• **PROVIDED ENTRIES**

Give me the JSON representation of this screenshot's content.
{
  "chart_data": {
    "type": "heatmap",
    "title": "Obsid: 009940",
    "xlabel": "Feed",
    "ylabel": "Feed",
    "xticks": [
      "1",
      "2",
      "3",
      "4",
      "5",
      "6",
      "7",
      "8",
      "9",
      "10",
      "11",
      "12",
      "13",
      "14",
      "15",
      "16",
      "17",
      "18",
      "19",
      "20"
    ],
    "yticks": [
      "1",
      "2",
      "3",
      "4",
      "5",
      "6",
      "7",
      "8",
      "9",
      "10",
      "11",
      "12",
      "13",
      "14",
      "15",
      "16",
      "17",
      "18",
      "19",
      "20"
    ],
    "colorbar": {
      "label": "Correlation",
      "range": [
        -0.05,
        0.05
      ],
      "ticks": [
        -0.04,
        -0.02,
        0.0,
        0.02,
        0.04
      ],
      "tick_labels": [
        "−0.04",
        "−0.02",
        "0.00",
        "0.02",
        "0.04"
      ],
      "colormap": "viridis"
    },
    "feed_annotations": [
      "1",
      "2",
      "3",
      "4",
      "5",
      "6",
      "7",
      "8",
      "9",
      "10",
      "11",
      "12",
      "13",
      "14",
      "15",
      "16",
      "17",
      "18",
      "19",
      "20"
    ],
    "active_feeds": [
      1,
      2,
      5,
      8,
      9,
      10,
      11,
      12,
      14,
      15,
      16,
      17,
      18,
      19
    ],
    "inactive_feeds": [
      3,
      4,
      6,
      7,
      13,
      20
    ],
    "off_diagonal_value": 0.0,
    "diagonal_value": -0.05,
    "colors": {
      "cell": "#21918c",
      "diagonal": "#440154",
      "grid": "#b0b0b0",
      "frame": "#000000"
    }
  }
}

• **EXERCISE INSTRUCTIONS**
Every entry must be output again, exactly as written above.

• **FULL RESPONSE**
Give me the JSON representation of this screenshot's content.
{
  "chart_data": {
    "type": "heatmap",
    "title": "Obsid: 009940",
    "xlabel": "Feed",
    "ylabel": "Feed",
    "xticks": [
      "1",
      "2",
      "3",
      "4",
      "5",
      "6",
      "7",
      "8",
      "9",
      "10",
      "11",
      "12",
      "13",
      "14",
      "15",
      "16",
      "17",
      "18",
      "19",
      "20"
    ],
    "yticks": [
      "1",
      "2",
      "3",
      "4",
      "5",
      "6",
      "7",
      "8",
      "9",
      "10",
      "11",
      "12",
      "13",
      "14",
      "15",
      "16",
      "17",
      "18",
      "19",
      "20"
    ],
    "colorbar": {
      "label": "Correlation",
      "range": [
        -0.05,
        0.05
      ],
      "ticks": [
        -0.04,
        -0.02,
        0.0,
        0.02,
        0.04
      ],
      "tick_labels": [
        "−0.04",
        "−0.02",
        "0.00",
        "0.02",
        "0.04"
      ],
      "colormap": "viridis"
    },
    "feed_annotations": [
      "1",
      "2",
      "3",
      "4",
      "5",
      "6",
      "7",
      "8",
      "9",
      "10",
      "11",
      "12",
      "13",
      "14",
      "15",
      "16",
      "17",
      "18",
      "19",
      "20"
    ],
    "active_feeds": [
      1,
      2,
      5,
      8,
      9,
      10,
      11,
      12,
      14,
      15,
      16,
      17,
      18,
      19
    ],
    "inactive_feeds": [
      3,
      4,
      6,
      7,
      13,
      20
    ],
    "off_diagonal_value": 0.0,
    "diagonal_value": -0.05,
    "colors": {
      "cell": "#21918c",
      "diagonal": "#440154",
      "grid": "#b0b0b0",
      "frame": "#000000"
    }
  }
}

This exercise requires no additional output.